Provided passage Block Start
Trending Wines

Our In-House Sommelier, Ben Moechtar, answers some questions on organic, natural and biodynamic wines, breaking down the differences and musing on the myths and realities of the burgeoning industry.


Organic and natural wines seem to be on every wine list at the moment. How are they made and how’s it different to ordinary wine?

When you look at modern wine lists you’ll see lots of messaging and icons indicating sustainability, organics, bio-dynamics and ‘natural’ wines. They are really, really hot at the moment. The movement is growing at about 5-10% per year globally, so it’s pretty significant. But there are lots of subtle distinctions between the different labels and styles in this niche industry.

Let’s take them one at a time. What’s an organic wine?

When you go to buy your fruit and veg at the grocery store, you can choose organic options. Simple enough, organic wines follow the same principles – it’s all about caring for the vine, the soil, and ultimately for ourselves and those around us. It’s about restricting chemicals (pesticides and herbicides) in the process, those elements that introduce toxins over time, and kill the micro-flora. 

Organic techniques make the vines stronger, protect the mico-flora, and are more environmentally sustainable. It’s all regulated by bodies (such as ACO Certification Ltd.) and it’s a process that can take years and be very difficult. Interestingly enough, it’s particularly difficult to get certified if you have neighbours that are not – chemicals can easily blow from one vineyard or farm to another! Smaller, remote vineyard sites, or organic farms that are stacked together, have an easier time.

Tell us about biodynamic wines.

With this type of wine, philosophy is more holistic. There are calendars based on lunar and other celestial cycles that contribute to what is done -and when - in the vineyard and winery. Even tasting wine is better on certain days – there are “leaf days”, “root days” and “fruit days” for instance. This type of viticulture is more belief based, but still restricts the use of pesticides and herbicides. In many ways, it goes further than organics and there are some very reputable names who adhere to biodynamic philosophies and practices. Certification comes through names like Demeter. The biggest proponent was Rudolf Steiner.
Provided passage Block End
Information shown Block Start
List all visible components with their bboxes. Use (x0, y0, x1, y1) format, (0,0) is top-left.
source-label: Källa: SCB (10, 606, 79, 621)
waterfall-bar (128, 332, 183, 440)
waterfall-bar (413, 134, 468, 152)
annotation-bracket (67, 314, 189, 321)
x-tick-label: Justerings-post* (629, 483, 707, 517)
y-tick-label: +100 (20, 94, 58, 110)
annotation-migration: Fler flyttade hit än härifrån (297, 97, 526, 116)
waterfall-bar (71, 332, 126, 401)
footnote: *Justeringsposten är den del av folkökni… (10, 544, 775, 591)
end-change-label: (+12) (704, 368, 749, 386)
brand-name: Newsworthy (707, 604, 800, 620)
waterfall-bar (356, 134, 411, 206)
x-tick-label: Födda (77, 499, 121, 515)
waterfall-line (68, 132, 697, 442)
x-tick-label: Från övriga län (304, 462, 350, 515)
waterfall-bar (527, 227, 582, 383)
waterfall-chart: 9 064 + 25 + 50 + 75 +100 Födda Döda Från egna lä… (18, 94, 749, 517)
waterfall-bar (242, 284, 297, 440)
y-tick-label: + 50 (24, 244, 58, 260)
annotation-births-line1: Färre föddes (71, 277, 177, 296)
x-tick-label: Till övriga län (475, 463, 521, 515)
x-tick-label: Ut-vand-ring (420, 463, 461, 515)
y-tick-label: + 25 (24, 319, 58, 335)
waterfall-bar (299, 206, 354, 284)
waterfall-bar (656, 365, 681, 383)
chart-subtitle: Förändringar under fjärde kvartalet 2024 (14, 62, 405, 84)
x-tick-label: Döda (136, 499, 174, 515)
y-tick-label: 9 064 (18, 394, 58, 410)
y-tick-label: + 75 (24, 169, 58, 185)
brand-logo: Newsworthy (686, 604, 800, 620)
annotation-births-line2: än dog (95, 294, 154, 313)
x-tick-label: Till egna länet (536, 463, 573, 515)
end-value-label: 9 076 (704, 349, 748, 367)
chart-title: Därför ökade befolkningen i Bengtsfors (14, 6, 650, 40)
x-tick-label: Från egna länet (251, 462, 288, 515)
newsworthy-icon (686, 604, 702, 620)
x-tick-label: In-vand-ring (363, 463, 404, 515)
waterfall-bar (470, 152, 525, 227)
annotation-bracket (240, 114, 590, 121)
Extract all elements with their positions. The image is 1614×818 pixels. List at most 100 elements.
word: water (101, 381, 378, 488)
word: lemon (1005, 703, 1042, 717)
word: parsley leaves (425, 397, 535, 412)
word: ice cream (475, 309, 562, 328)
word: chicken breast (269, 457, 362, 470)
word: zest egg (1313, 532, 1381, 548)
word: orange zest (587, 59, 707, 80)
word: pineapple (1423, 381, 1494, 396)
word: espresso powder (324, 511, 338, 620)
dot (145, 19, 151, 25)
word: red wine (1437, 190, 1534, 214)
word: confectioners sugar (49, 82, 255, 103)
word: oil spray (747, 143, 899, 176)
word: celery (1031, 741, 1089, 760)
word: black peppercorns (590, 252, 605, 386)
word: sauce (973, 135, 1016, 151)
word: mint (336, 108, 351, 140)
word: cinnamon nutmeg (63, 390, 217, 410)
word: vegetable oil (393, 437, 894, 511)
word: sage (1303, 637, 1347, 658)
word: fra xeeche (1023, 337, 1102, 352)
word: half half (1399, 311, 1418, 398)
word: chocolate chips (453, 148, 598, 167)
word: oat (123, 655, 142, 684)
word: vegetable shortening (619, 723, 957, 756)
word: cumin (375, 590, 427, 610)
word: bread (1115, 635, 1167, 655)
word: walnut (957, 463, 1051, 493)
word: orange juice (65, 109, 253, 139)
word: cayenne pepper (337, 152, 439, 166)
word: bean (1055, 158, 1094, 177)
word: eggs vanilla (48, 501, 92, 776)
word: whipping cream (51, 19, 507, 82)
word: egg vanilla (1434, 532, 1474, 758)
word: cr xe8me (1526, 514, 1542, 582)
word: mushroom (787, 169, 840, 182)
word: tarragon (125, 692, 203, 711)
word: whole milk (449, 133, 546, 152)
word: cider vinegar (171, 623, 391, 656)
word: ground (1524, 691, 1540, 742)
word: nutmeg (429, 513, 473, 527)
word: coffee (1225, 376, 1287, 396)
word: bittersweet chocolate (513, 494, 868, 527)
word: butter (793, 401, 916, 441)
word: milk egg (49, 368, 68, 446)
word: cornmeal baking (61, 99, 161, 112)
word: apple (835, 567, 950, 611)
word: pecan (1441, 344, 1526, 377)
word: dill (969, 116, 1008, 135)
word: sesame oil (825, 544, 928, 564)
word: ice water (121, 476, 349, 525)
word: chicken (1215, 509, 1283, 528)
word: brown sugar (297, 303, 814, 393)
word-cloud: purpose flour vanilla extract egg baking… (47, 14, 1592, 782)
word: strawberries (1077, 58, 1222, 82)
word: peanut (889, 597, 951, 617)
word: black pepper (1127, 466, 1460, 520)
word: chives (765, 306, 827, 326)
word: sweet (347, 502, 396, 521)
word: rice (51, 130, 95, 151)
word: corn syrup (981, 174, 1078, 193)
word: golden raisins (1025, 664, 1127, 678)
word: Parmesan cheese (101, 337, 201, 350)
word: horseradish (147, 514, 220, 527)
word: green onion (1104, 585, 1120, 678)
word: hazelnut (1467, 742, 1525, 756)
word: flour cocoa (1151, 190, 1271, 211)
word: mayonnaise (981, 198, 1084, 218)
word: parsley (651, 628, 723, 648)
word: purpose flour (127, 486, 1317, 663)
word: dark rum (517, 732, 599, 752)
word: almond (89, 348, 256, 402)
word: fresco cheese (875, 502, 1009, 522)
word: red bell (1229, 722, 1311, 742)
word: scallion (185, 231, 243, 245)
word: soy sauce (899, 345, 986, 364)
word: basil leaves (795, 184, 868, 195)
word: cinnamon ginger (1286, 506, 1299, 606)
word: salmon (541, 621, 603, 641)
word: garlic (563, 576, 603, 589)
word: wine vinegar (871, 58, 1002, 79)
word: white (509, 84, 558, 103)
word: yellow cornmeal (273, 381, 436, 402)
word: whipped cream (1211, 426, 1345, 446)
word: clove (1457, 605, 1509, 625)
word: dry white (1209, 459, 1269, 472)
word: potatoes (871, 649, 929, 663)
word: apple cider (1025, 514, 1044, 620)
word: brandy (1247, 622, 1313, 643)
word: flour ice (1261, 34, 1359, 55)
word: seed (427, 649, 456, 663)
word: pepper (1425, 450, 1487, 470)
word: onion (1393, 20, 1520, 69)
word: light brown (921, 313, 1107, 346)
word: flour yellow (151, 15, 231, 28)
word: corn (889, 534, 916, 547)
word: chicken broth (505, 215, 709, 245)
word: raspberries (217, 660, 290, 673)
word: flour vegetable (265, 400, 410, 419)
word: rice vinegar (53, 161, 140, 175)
Information shown Block End
◆ **Directions**:
a) In the wine interview, rewrite the paragraph that begins "With this type of wine, philosophy is more holistic" as a bulleted list, keeping its main facts.
b) Carry on the wine interview from its last line, in the same question-and-answer style.

◆ **Answers by item**:
a)
- Biodynamic winemaking follows a more holistic philosophy.
- Calendars based on lunar and other celestial cycles guide what is done in the vineyard and winery, and when.
- Even wine tasting is considered better on certain days, such as "leaf days," "root days" and "fruit days."
- The approach is more belief based, but it still restricts pesticides and herbicides.
- In many ways it goes further than organics, and some very reputable names follow its philosophies and practices.
- Certification comes through bodies such as Demeter.
- Its biggest proponent was Rudolf Steiner.

b)
What about natural wines?

They’re also called “orange” wines or “skin contact” wines, and they’re made more traditionally, with a hands-on approach and techniques that are a little less ‘clean’ and unsanitised.   There’s   minimal intervention  in  the  process  of fermentation  from  grape  juice to wine, and the minimal use of things like sulphur (the stuff that keeps wine fresh, bright and free from oxidisation). The wines are typically unfined and unfiltered.

Overall this difference in process means the wines are often dull and cloudy. In reality many ‘natural wines’ are technically faulty and would not pass in a wine show – they can have mousy aromas, smell heavily of nail polish remover, vinegar, cabbage or eggs. Sound delicious? It’s a booming industry, and your local hipster bar is guaranteed to have a few on the wine list. 

You’re not exactly selling natural wines, are you Ben?

Many are not faulty and they’re actually incredibly tasty! Without getting too heavy on the science, white wines are separated from their skins early on, and the clarified juice is turned into white. But with natural wines there’s lots of ‘skin contact’ – it helps stabilise the wine without having sulphur – this gives the wines more texture, which some people really love. It also means many of the wines are turned orange or pinkish in colour (instead of being traditional ‘white’ wines).

Are we looking at a fad or something that’s here to stay?

Time will tell, but the quality of great organic and biodynamic wines of the world suggests they’re going to stick around. For a long time I thought natural wines in particular would come and go – eventually I had to embrace it! New Zealand was the first country to have all of their vineyards declared ‘sustainable’ - a set of practices that are ecologically sound, as well as economically viable and socially responsible. This growing phenomenon of going ‘back-to-basics’ and looking inwards at processes is not going to stop, and it’s not something anyone can afford to ignore. The winner in all of this is the consumer, who has more choice.


Are brands doing this for the right reason?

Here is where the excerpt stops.